- Tasks to perform:
**A)** According to the sinusitis case report, what mechanism is suggested for how an infection can cause cerebral infarction? Answer in one to three sentences.
**B)** In the sinusitis case report, what is the mortality range given for meningitis from any cause?
**C)** Continue the sinusitis case report from where it stops.

- Excerpted passage:
--- START ---

Sinusitis is inflammation of the paranasal sinus mucous membranes. It is characterized by drainage, congestion, anosmia, cough, facial tenderness or headache. Involvement of all four sinuses; maxillary, sphenoid, frontal and ethmoid is called pansinusitis. [1] Complications of sinusitis are rare, occurring in approximately 15% of complicated sinusitis. [2]

Acute cerebral infarct - fig 1

Initial CT head without contrast obtained at outside hospital when patient first presented with headache and sinus pain showing sinusitis without cerebral infarction.

Spread of the infection from the sinuses can occur including to the bone, central nervous system and surrounding tissue. [1,2] Such complications include septal and pre-septal cellulitis, intracranial abscess, sub-periosteal abscess, osteomyelitis, cavernous sinus thrombosis and meningitis. [3] Meningitis from any cause has mortality between 10% to 30%. [4]

Traditional causes of cerebral ischemia include ischemic and hemorrhagic causes. Suggested pathophysiology for infectious cause of cerebral infarction involves local inflammation of blood vessels and cerebritis. [5] Acute cerebral infarct from severe sinus infection was discussed most comprehensively in a retrospective study of 12 patients with purulent complications of frontal sinusitis by Betz et al. [2]


Case Presentation

A 54-year-old Caucasian male with a past medical history of hypertension and high cholesterol presented as a transfer to our tertiary intensive care unit with an admitting diagnosis of pansinusitis and left frontal parietal cerebral infarct after being seen at an remote emergency room. He was transferred for treatment of ischemic complications of pansinusitis. On physical exam, vital signs were remarkable for fever of 103.8F, blood pressure 133/67, heart rate 77, respiratory rate 30 breaths per minute, oxygen saturation 99% room air.

Initial labs showed WBC of 17,900 with 82% neutrophils and 4 bands (Hemoglobin12.7, platelets 320), CMP was only remarkable for fasting blood glucose of 160. Initial lactic acid was 10. The patient had gaze preference to the left, visual reaction to confrontation was intact, pupils were equally reactive.

--- END ---

- Data records:
--- START ---

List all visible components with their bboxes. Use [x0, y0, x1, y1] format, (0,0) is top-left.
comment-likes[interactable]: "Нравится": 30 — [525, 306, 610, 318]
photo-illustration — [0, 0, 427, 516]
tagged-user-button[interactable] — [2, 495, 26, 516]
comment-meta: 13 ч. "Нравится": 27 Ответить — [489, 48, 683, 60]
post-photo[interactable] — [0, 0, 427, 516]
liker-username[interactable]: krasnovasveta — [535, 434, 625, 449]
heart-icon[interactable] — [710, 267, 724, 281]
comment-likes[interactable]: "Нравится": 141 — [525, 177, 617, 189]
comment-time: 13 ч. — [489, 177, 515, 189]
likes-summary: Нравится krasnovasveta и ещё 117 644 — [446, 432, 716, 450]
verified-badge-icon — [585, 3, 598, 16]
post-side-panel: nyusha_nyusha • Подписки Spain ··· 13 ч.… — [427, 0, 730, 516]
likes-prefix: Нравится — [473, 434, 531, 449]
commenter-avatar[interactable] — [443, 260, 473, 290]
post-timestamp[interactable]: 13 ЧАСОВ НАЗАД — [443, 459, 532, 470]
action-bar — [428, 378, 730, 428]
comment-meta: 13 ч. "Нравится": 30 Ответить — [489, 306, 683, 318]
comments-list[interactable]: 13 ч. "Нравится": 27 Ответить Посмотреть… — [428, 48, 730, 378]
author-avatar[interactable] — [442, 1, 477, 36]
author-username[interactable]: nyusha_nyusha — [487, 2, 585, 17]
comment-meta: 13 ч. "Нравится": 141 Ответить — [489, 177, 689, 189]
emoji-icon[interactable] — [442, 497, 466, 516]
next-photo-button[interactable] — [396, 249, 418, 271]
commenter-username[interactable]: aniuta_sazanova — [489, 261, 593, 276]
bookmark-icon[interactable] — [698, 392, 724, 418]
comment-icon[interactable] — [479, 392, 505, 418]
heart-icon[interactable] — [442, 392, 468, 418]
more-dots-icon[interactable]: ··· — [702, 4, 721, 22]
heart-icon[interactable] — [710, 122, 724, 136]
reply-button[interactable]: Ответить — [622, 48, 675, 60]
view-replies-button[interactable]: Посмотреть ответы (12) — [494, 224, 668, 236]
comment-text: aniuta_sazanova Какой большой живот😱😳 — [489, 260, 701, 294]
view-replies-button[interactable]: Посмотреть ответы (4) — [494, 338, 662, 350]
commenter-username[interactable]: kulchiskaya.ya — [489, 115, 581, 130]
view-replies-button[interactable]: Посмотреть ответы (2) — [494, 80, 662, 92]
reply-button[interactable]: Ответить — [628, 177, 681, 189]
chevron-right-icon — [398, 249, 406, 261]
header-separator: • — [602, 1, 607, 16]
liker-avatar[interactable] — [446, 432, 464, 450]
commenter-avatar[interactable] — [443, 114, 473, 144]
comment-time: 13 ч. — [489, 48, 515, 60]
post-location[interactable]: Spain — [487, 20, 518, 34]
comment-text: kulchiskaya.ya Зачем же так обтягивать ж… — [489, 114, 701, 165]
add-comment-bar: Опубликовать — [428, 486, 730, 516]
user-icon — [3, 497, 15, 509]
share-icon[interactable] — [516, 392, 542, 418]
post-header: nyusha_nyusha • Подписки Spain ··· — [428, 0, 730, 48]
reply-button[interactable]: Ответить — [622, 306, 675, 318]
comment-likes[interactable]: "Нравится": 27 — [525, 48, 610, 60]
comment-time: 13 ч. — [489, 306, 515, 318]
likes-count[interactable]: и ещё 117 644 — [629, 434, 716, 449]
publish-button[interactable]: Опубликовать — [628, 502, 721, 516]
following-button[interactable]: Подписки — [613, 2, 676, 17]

--- END ---

- Answers to each task:
**A)** The suggested mechanism is local inflammation of blood vessels and cerebritis.

**B)** Between 10% and 30%.

**C)**
He did not respond with grimace on palpation of his face and he was aphasic. Patient had right sided hemiplegia, clonus of the right lower extremity and bilateral lower extremity hyperreflexia. Glascow Coma Scale was approximately 10 (Eyes=4, Verbal=2, Motor=4). His respirations were adequate with regard to rate and depth, but patient needed to be intubated to protect his airway from secretions.


Acute cerebral infarct - fig 2

Initial CT head without contrast obtained at outside hospital when patient first presented with headache and sinus pain showing sinusitis without cerebral infarction.

MRI with contrast of the brain showed large acute ischemic infarction on the inferior anterior left frontal lobe with positive restricted diffusion extending to the anterior left temporal lobe, basal ganglia and left internal capsule. There was no enhancement identified. There was complete opacification of the sinuses suggesting severe pan-sinusitis. No abscess or empyemas were seen.

CT angiography did not show any inflammation or infection of the major cerebral vessels although microvascular invasion could not be completely ruled out. No stenosis or occlusion of vessels in the area affected. There was no osteomyelitis to suggest direct spread through bone surrounding sinus. Venous sinuses were also patent without thrombosis.  Other labs obtained suggested undiagnosed diabetes with fasting blood sugar of 160 and Hemoglobin A1C of 6.8%.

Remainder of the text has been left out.